Task to complete: Check each line for the string "likes". Give only the count of lines that have it.

Extracted records:
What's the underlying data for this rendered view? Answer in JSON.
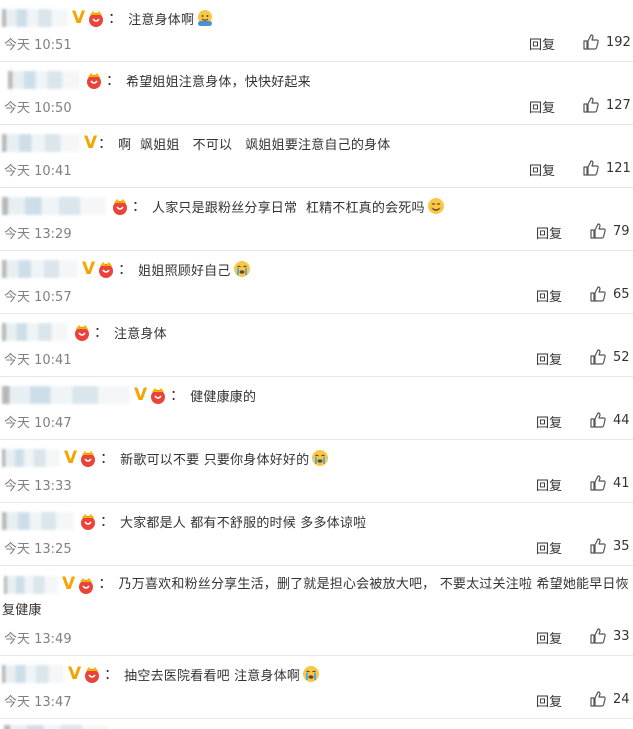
{
  "reply_label": "回复",
  "colon": "：",
  "colors": {
    "v_badge": "#f7a400",
    "crown": "#e8443a",
    "text": "#333333",
    "meta": "#808080",
    "divider": "#e6e6e6"
  },
  "comments": [
    {
      "text": "注意身体啊",
      "emoji": "hug-emoji",
      "time": "今天 10:51",
      "likes": "192"
    },
    {
      "text": "希望姐姐注意身体，快快好起来",
      "emoji": "",
      "time": "今天 10:50",
      "likes": "127"
    },
    {
      "text": "啊  飒姐姐   不可以   飒姐姐要注意自己的身体",
      "emoji": "",
      "time": "今天 10:41",
      "likes": "121"
    },
    {
      "text": "人家只是跟粉丝分享日常  杠精不杠真的会死吗",
      "emoji": "smile-emoji",
      "time": "今天 13:29",
      "likes": "79"
    },
    {
      "text": "姐姐照顾好自己",
      "emoji": "cry-emoji",
      "time": "今天 10:57",
      "likes": "65"
    },
    {
      "text": "注意身体",
      "emoji": "",
      "time": "今天 10:41",
      "likes": "52"
    },
    {
      "text": "健健康康的",
      "emoji": "",
      "time": "今天 10:47",
      "likes": "44"
    },
    {
      "text": "新歌可以不要 只要你身体好好的",
      "emoji": "cry-emoji",
      "time": "今天 13:33",
      "likes": "41"
    },
    {
      "text": "大家都是人 都有不舒服的时候 多多体谅啦",
      "emoji": "",
      "time": "今天 13:25",
      "likes": "35"
    },
    {
      "text": "乃万喜欢和粉丝分享生活，删了就是担心会被放大吧， 不要太过关注啦 希望她能早日恢复健康",
      "emoji": "",
      "time": "今天 13:49",
      "likes": "33"
    },
    {
      "text": "抽空去医院看看吧 注意身体啊",
      "emoji": "cry-emoji",
      "time": "今天 13:47",
      "likes": "24"
    }
  ]
}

Response to the exercise: 11